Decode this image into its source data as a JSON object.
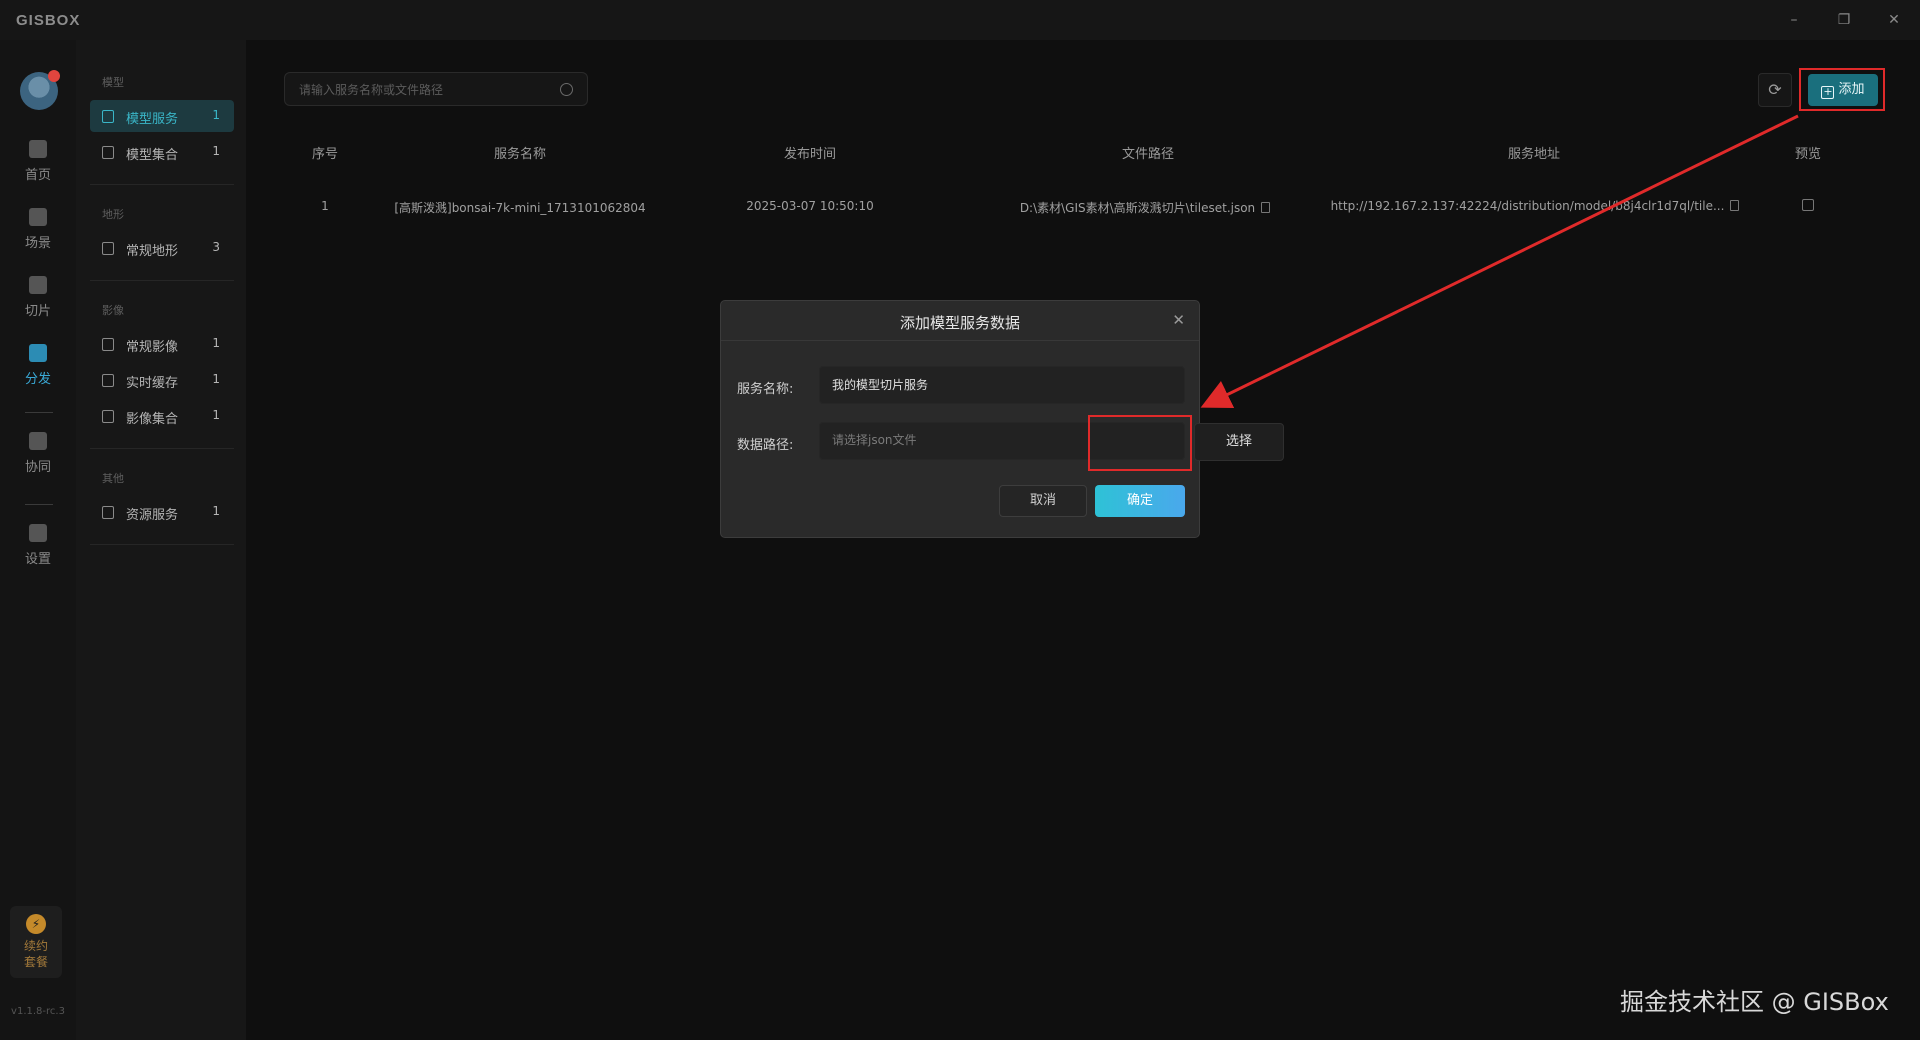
{
  "app": {
    "title": "GISBOX",
    "version": "v1.1.8-rc.3"
  },
  "window_controls": {
    "minimize": "–",
    "restore": "❐",
    "close": "✕"
  },
  "rail": {
    "items": [
      {
        "label": "首页",
        "icon": "home-icon"
      },
      {
        "label": "场景",
        "icon": "scene-icon"
      },
      {
        "label": "切片",
        "icon": "tile-icon"
      },
      {
        "label": "分发",
        "icon": "distribute-icon",
        "active": true
      },
      {
        "label": "协同",
        "icon": "collaborate-icon"
      },
      {
        "label": "设置",
        "icon": "settings-icon"
      }
    ],
    "renew": {
      "line1": "续约",
      "line2": "套餐"
    }
  },
  "sidebar": {
    "groups": [
      {
        "title": "模型",
        "items": [
          {
            "label": "模型服务",
            "count": "1",
            "active": true
          },
          {
            "label": "模型集合",
            "count": "1"
          }
        ]
      },
      {
        "title": "地形",
        "items": [
          {
            "label": "常规地形",
            "count": "3"
          }
        ]
      },
      {
        "title": "影像",
        "items": [
          {
            "label": "常规影像",
            "count": "1"
          },
          {
            "label": "实时缓存",
            "count": "1"
          },
          {
            "label": "影像集合",
            "count": "1"
          }
        ]
      },
      {
        "title": "其他",
        "items": [
          {
            "label": "资源服务",
            "count": "1"
          }
        ]
      }
    ]
  },
  "toolbar": {
    "search_placeholder": "请输入服务名称或文件路径",
    "add_label": "添加"
  },
  "table": {
    "columns": [
      "序号",
      "服务名称",
      "发布时间",
      "文件路径",
      "服务地址",
      "预览"
    ],
    "rows": [
      {
        "index": "1",
        "name": "[高斯泼溅]bonsai-7k-mini_1713101062804",
        "time": "2025-03-07 10:50:10",
        "path": "D:\\素材\\GIS素材\\高斯泼溅切片\\tileset.json",
        "url": "http://192.167.2.137:42224/distribution/model/b8j4clr1d7ql/tile..."
      }
    ]
  },
  "dialog": {
    "title": "添加模型服务数据",
    "name_label": "服务名称:",
    "name_value": "我的模型切片服务",
    "path_label": "数据路径:",
    "path_placeholder": "请选择json文件",
    "choose_label": "选择",
    "cancel_label": "取消",
    "ok_label": "确定"
  },
  "colors": {
    "accent": "#3ab6c8",
    "highlight": "#e02a2a",
    "ok_button": "#2ec2d6"
  },
  "watermark": "掘金技术社区 @ GISBox"
}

____________________

Objective =
Print the records above exactly as they stand, but leave out the pictures.

Worked answer =
Decode this image into its source data as a JSON object.
{
  "app": {
    "title": "GISBOX",
    "version": "v1.1.8-rc.3"
  },
  "window_controls": {
    "minimize": "–",
    "restore": "❐",
    "close": "✕"
  },
  "rail": {
    "items": [
      {
        "label": "首页",
        "icon": "home-icon"
      },
      {
        "label": "场景",
        "icon": "scene-icon"
      },
      {
        "label": "切片",
        "icon": "tile-icon"
      },
      {
        "label": "分发",
        "icon": "distribute-icon",
        "active": true
      },
      {
        "label": "协同",
        "icon": "collaborate-icon"
      },
      {
        "label": "设置",
        "icon": "settings-icon"
      }
    ],
    "renew": {
      "line1": "续约",
      "line2": "套餐"
    }
  },
  "sidebar": {
    "groups": [
      {
        "title": "模型",
        "items": [
          {
            "label": "模型服务",
            "count": "1",
            "active": true
          },
          {
            "label": "模型集合",
            "count": "1"
          }
        ]
      },
      {
        "title": "地形",
        "items": [
          {
            "label": "常规地形",
            "count": "3"
          }
        ]
      },
      {
        "title": "影像",
        "items": [
          {
            "label": "常规影像",
            "count": "1"
          },
          {
            "label": "实时缓存",
            "count": "1"
          },
          {
            "label": "影像集合",
            "count": "1"
          }
        ]
      },
      {
        "title": "其他",
        "items": [
          {
            "label": "资源服务",
            "count": "1"
          }
        ]
      }
    ]
  },
  "toolbar": {
    "search_placeholder": "请输入服务名称或文件路径",
    "add_label": "添加"
  },
  "table": {
    "columns": [
      "序号",
      "服务名称",
      "发布时间",
      "文件路径",
      "服务地址",
      "预览"
    ],
    "rows": [
      {
        "index": "1",
        "name": "[高斯泼溅]bonsai-7k-mini_1713101062804",
        "time": "2025-03-07 10:50:10",
        "path": "D:\\素材\\GIS素材\\高斯泼溅切片\\tileset.json",
        "url": "http://192.167.2.137:42224/distribution/model/b8j4clr1d7ql/tile..."
      }
    ]
  },
  "dialog": {
    "title": "添加模型服务数据",
    "name_label": "服务名称:",
    "name_value": "我的模型切片服务",
    "path_label": "数据路径:",
    "path_placeholder": "请选择json文件",
    "choose_label": "选择",
    "cancel_label": "取消",
    "ok_label": "确定"
  },
  "colors": {
    "accent": "#3ab6c8",
    "highlight": "#e02a2a",
    "ok_button": "#2ec2d6"
  },
  "watermark": "掘金技术社区 @ GISBox"
}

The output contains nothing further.